◆ DATA SUPPLIED ◆
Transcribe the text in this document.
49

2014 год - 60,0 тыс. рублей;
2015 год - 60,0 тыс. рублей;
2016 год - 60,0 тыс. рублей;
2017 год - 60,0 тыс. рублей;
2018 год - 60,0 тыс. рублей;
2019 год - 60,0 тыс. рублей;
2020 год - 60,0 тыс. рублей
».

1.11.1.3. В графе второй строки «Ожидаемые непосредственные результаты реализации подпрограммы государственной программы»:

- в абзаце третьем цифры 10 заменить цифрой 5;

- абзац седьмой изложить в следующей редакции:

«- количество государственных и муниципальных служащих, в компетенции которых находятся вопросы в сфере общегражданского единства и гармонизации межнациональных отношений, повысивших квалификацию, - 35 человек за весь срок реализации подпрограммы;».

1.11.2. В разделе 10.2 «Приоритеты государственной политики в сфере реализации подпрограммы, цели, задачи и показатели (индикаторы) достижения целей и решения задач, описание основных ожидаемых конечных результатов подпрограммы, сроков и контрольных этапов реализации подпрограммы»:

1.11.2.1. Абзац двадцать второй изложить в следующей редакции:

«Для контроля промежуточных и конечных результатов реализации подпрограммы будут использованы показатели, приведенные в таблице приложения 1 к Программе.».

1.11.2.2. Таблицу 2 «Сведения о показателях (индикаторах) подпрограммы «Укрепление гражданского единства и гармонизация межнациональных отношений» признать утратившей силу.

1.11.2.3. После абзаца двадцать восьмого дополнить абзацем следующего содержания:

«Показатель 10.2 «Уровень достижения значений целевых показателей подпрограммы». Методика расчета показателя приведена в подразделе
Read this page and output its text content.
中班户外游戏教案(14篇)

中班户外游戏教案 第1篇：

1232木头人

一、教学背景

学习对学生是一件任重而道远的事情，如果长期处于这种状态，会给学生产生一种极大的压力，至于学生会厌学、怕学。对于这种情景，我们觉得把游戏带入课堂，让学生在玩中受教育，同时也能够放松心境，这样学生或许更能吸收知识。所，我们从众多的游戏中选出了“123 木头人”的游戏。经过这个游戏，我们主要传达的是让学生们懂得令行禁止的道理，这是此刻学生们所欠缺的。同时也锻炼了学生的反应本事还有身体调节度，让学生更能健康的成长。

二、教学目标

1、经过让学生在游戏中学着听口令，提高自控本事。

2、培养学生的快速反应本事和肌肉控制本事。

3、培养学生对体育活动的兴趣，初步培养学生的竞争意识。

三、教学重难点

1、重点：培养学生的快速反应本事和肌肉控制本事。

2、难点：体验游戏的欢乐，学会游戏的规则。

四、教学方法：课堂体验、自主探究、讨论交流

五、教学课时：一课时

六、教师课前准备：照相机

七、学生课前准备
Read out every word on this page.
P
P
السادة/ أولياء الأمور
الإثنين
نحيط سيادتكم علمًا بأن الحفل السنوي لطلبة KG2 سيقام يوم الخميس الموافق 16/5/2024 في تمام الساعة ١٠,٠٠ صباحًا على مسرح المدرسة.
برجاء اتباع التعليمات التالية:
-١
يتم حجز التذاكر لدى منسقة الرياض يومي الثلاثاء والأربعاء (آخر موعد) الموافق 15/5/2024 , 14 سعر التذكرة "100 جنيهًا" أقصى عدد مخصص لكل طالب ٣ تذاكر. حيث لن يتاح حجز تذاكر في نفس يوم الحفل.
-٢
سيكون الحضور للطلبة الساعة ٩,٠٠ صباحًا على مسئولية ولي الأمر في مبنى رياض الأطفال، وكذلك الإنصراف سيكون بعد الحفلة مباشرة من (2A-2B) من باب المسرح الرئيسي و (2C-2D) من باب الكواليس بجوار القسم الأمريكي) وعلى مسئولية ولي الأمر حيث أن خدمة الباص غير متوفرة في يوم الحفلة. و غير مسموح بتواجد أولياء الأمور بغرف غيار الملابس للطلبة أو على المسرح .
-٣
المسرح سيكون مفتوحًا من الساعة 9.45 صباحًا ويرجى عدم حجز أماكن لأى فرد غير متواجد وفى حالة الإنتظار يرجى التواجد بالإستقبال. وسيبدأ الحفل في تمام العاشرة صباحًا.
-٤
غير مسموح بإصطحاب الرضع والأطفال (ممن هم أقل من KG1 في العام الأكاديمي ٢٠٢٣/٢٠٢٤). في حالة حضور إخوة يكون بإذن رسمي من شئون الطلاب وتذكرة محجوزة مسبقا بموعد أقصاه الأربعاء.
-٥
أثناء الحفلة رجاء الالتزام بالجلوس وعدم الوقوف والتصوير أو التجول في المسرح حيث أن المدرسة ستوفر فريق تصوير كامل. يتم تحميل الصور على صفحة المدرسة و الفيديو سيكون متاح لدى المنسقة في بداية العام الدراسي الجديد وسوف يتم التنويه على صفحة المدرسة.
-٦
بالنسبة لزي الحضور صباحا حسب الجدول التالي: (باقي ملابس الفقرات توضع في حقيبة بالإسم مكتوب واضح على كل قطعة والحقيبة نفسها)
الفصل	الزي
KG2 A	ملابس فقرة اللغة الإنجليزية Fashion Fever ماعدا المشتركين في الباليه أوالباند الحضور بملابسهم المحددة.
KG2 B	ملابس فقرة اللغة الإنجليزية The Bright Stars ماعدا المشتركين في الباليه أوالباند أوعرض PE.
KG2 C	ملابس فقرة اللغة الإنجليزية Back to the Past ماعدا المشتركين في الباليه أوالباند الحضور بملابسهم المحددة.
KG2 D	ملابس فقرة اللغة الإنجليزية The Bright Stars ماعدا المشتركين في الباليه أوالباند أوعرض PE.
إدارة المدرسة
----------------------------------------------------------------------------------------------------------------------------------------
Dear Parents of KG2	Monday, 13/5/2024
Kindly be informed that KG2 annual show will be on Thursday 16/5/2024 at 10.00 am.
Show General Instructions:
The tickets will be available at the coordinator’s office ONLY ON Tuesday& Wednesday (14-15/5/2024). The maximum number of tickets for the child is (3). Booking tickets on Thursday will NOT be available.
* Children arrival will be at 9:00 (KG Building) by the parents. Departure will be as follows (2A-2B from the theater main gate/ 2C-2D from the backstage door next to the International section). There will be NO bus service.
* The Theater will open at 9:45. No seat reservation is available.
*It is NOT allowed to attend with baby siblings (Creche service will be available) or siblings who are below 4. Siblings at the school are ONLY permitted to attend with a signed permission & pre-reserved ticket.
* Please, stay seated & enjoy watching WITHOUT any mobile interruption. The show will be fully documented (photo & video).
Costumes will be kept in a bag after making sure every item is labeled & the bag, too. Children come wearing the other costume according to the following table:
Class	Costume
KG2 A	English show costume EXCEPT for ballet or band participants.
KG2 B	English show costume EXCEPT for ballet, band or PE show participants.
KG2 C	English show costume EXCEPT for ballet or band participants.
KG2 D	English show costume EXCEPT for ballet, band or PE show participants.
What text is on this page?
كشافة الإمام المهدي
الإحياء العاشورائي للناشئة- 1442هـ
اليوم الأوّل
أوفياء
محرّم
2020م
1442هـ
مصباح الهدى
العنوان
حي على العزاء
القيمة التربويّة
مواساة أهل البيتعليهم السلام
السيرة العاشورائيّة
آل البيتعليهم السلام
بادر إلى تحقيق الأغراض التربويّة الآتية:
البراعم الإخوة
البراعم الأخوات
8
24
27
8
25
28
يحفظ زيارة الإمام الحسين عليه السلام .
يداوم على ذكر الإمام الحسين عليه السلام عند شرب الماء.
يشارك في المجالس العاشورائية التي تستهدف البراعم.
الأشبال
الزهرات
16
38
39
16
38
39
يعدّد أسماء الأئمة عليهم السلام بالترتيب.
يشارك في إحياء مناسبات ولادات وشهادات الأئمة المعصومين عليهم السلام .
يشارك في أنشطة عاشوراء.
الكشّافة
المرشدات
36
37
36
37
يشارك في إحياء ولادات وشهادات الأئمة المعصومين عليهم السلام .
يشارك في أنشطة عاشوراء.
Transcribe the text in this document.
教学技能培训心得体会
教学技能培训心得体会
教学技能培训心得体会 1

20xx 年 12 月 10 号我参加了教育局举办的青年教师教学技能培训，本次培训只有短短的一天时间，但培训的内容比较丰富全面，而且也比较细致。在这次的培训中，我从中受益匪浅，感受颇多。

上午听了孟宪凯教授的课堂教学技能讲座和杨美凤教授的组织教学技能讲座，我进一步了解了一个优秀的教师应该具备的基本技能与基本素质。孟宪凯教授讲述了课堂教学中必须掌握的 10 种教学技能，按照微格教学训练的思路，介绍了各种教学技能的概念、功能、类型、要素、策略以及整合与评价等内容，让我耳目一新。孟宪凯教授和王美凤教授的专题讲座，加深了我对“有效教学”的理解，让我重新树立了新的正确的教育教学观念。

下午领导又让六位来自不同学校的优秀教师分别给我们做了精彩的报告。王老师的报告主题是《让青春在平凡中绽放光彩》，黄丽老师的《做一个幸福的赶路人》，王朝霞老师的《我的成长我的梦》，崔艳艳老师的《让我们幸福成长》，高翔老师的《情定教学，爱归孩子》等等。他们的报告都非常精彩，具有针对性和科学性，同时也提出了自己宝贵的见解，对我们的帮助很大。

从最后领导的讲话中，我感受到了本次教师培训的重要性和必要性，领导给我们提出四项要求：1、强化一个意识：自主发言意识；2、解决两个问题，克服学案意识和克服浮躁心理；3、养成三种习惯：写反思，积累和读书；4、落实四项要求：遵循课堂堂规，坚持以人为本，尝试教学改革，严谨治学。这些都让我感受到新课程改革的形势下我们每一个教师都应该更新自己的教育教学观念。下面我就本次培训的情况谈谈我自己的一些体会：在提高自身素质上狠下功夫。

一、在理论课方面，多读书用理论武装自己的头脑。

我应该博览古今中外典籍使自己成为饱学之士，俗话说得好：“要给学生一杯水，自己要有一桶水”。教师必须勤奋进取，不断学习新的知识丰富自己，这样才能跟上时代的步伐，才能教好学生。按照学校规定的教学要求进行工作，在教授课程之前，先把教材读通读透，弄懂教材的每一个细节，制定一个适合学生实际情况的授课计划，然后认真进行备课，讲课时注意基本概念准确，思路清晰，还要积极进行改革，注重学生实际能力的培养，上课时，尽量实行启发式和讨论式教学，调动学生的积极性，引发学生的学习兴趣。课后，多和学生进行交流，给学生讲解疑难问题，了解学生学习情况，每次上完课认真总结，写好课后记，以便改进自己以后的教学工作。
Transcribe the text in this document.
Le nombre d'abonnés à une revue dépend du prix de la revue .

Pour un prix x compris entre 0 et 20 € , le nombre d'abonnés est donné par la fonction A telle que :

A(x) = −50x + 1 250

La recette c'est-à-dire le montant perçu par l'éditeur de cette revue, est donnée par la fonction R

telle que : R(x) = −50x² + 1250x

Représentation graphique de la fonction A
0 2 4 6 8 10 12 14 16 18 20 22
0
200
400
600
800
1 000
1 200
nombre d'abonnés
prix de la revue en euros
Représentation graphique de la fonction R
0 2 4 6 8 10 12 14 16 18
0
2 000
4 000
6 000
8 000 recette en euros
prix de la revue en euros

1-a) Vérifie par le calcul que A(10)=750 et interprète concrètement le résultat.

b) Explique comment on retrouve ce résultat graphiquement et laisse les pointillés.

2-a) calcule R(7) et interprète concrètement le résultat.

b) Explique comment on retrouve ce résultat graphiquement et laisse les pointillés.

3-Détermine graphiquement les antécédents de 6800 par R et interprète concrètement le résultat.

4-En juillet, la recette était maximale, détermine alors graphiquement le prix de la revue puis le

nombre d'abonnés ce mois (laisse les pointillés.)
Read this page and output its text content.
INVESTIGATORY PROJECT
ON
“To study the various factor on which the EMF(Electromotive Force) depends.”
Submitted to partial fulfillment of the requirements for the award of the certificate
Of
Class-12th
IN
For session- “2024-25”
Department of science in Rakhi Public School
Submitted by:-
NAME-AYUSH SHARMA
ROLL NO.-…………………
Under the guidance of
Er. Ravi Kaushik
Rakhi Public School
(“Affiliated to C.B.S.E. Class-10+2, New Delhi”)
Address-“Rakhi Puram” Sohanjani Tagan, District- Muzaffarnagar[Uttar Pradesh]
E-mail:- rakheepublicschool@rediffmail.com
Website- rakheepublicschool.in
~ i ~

◆ PROBLEM DESCRIPTION ◆
Out of the material above, gather each line where "available" appears.

◆ SOLUTION TO THE PROBLEM ◆
The tickets will be available at the coordinator’s office ONLY ON Tuesday& Wednesday (14-15/5/2024). The maximum number of tickets for the child is (3). Booking tickets on Thursday will NOT be available.
* The Theater will open at 9:45. No seat reservation is available.
*It is NOT allowed to attend with baby siblings (Creche service will be available) or siblings who are below 4. Siblings at the school are ONLY permitted to attend with a signed permission & pre-reserved ticket.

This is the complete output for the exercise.